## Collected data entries
________________
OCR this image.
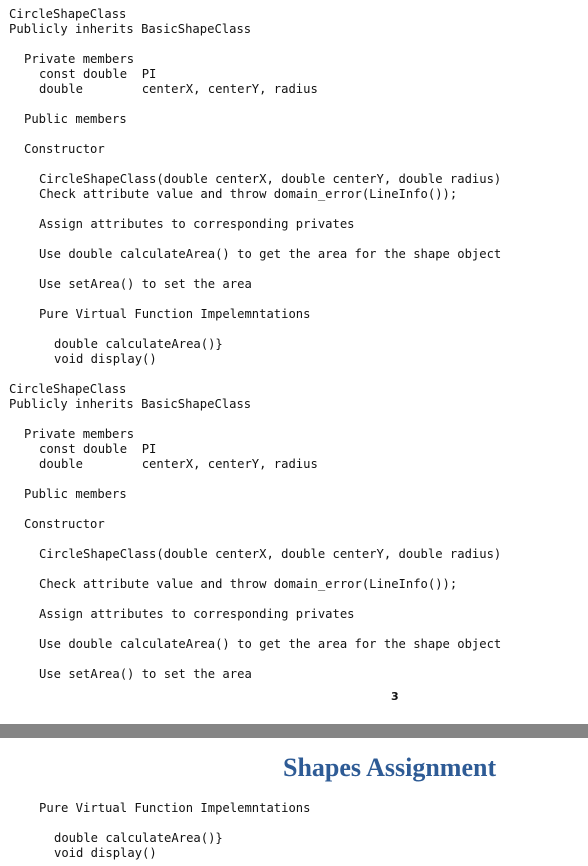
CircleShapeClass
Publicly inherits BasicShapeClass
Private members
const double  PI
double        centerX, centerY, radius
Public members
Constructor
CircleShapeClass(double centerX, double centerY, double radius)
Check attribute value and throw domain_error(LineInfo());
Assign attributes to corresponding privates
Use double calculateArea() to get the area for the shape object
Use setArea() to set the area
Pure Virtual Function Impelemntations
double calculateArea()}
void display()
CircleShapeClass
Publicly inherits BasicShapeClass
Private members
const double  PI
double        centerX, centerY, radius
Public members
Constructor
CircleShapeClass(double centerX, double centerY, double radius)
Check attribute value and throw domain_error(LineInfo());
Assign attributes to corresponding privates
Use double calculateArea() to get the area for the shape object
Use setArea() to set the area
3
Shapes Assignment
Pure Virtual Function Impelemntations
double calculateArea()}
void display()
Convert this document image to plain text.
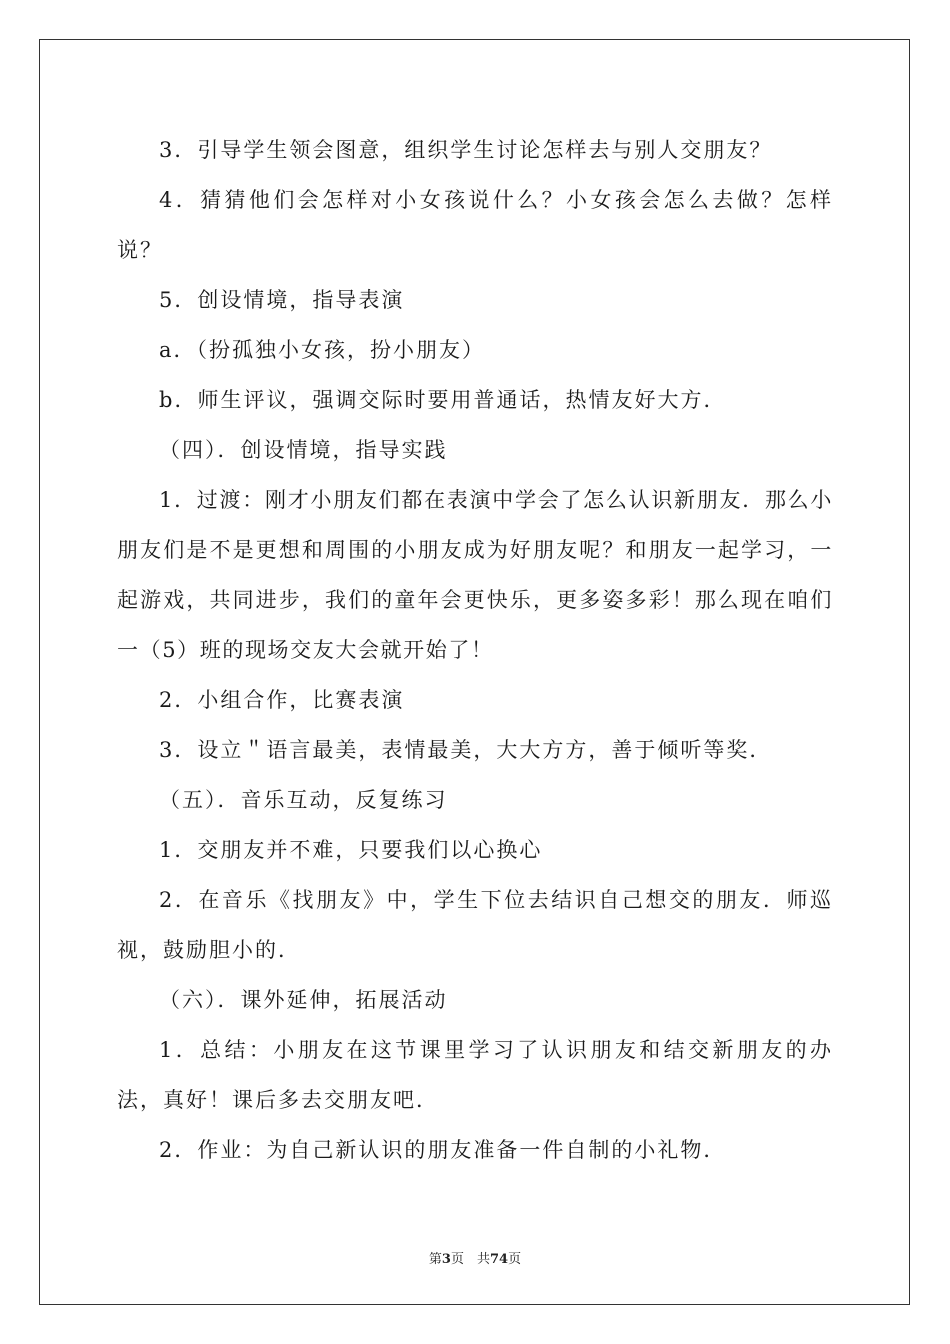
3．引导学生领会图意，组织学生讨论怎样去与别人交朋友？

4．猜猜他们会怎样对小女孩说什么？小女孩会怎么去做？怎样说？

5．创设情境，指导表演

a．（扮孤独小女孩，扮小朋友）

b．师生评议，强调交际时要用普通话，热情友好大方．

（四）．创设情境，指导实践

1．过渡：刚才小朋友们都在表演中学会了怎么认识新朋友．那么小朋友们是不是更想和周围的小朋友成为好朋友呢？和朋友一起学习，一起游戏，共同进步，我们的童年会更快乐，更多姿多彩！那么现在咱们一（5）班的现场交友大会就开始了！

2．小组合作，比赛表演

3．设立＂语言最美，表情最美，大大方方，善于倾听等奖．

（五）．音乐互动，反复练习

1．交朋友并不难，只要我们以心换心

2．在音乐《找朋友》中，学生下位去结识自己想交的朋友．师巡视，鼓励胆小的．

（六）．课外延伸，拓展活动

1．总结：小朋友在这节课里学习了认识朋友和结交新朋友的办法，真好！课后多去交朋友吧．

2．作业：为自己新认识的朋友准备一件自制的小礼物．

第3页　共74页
________________
## Instructions to follow
Starting at the line that contains "Convert this document image to plain text.", write out every line through the end of the entries, both ends included, without any pictures.

## Response to this task
Convert this document image to plain text.
3．引导学生领会图意，组织学生讨论怎样去与别人交朋友？

4．猜猜他们会怎样对小女孩说什么？小女孩会怎么去做？怎样说？

5．创设情境，指导表演

a．（扮孤独小女孩，扮小朋友）

b．师生评议，强调交际时要用普通话，热情友好大方．

（四）．创设情境，指导实践

1．过渡：刚才小朋友们都在表演中学会了怎么认识新朋友．那么小朋友们是不是更想和周围的小朋友成为好朋友呢？和朋友一起学习，一起游戏，共同进步，我们的童年会更快乐，更多姿多彩！那么现在咱们一（5）班的现场交友大会就开始了！

2．小组合作，比赛表演

3．设立＂语言最美，表情最美，大大方方，善于倾听等奖．

（五）．音乐互动，反复练习

1．交朋友并不难，只要我们以心换心

2．在音乐《找朋友》中，学生下位去结识自己想交的朋友．师巡视，鼓励胆小的．

（六）．课外延伸，拓展活动

1．总结：小朋友在这节课里学习了认识朋友和结交新朋友的办法，真好！课后多去交朋友吧．

2．作业：为自己新认识的朋友准备一件自制的小礼物．

第3页　共74页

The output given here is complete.